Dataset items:
======

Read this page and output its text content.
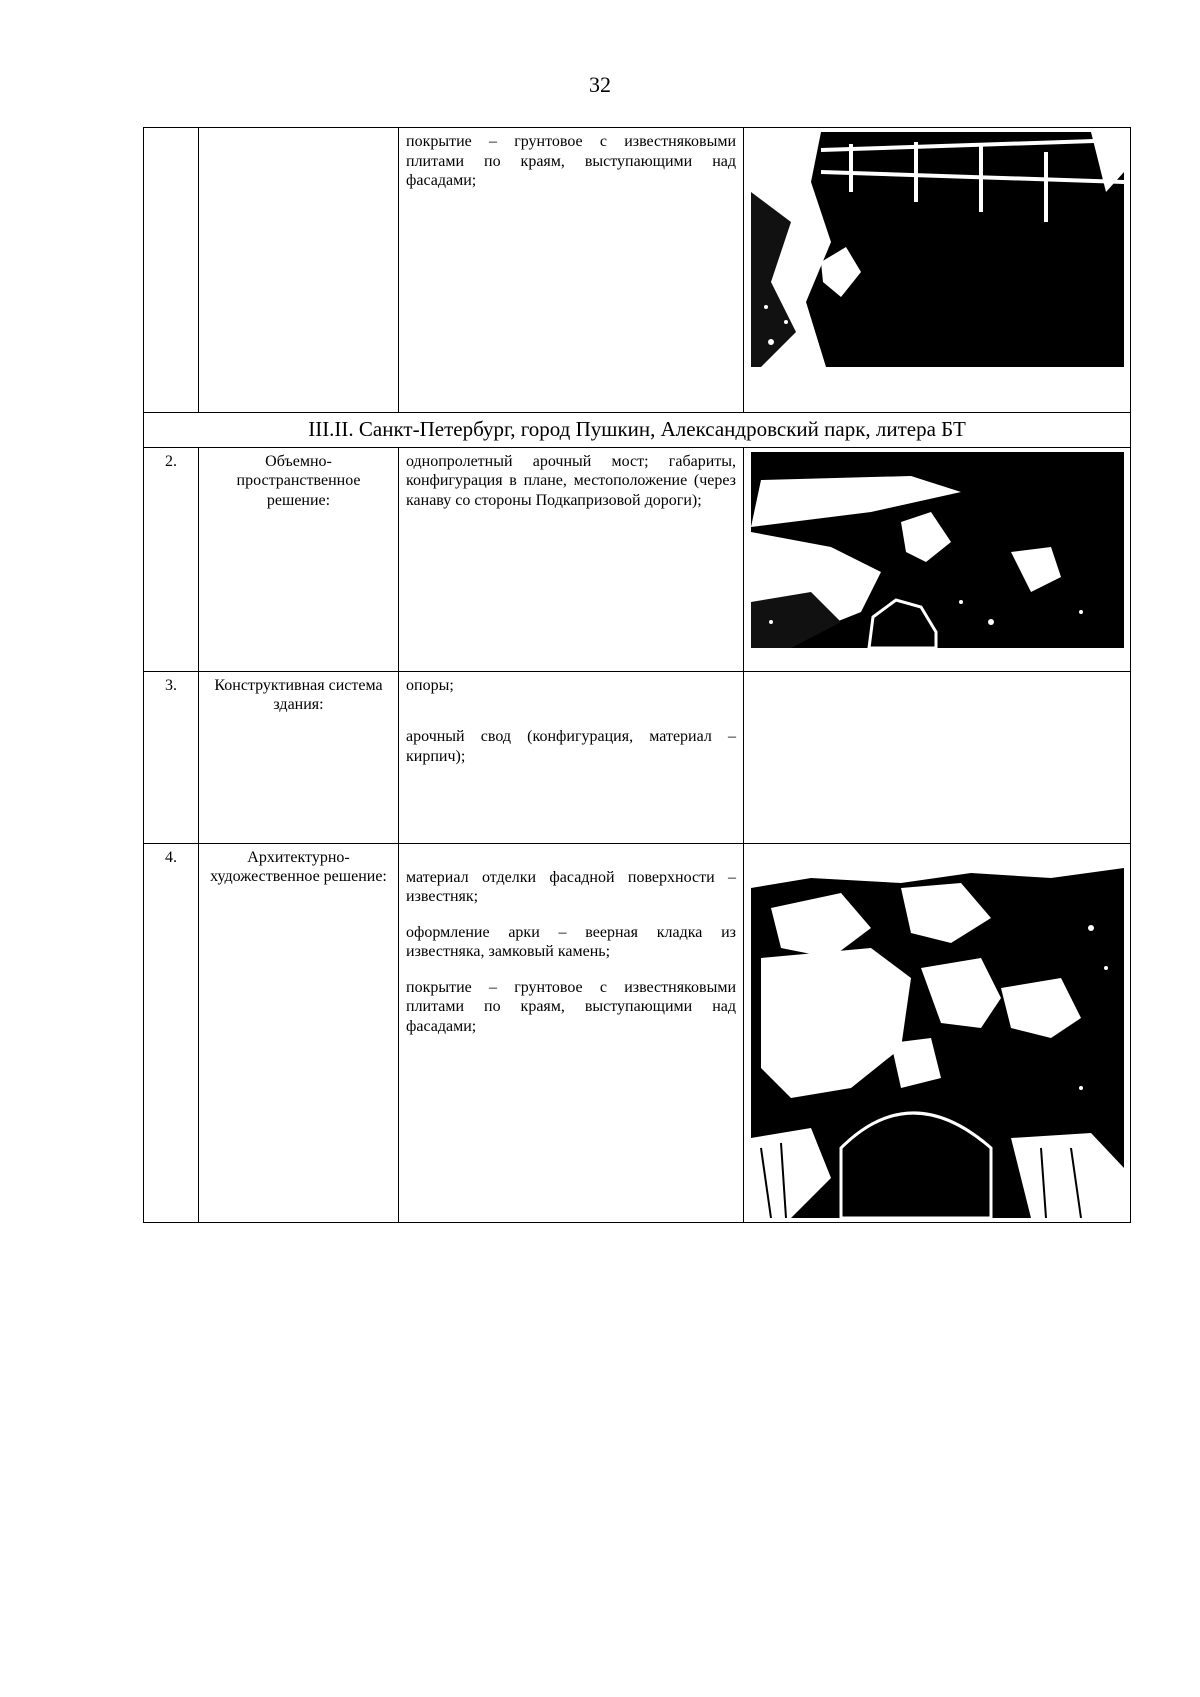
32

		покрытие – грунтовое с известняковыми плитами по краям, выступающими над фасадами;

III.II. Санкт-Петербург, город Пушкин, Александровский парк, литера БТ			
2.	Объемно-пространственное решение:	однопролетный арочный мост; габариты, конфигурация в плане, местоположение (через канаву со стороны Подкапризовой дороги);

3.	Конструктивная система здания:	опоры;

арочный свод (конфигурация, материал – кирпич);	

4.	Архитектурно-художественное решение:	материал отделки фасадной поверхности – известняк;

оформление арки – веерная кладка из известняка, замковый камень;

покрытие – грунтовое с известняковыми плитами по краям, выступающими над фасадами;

======

What the exercise asks:
Reproduce all entries without any change, and omit the pictures.

Answer below:
Read this page and output its text content.
32

		покрытие – грунтовое с известняковыми плитами по краям, выступающими над фасадами;

III.II. Санкт-Петербург, город Пушкин, Александровский парк, литера БТ			
2.	Объемно-пространственное решение:	однопролетный арочный мост; габариты, конфигурация в плане, местоположение (через канаву со стороны Подкапризовой дороги);

3.	Конструктивная система здания:	опоры;

арочный свод (конфигурация, материал – кирпич);	

4.	Архитектурно-художественное решение:	материал отделки фасадной поверхности – известняк;

оформление арки – веерная кладка из известняка, замковый камень;

покрытие – грунтовое с известняковыми плитами по краям, выступающими над фасадами;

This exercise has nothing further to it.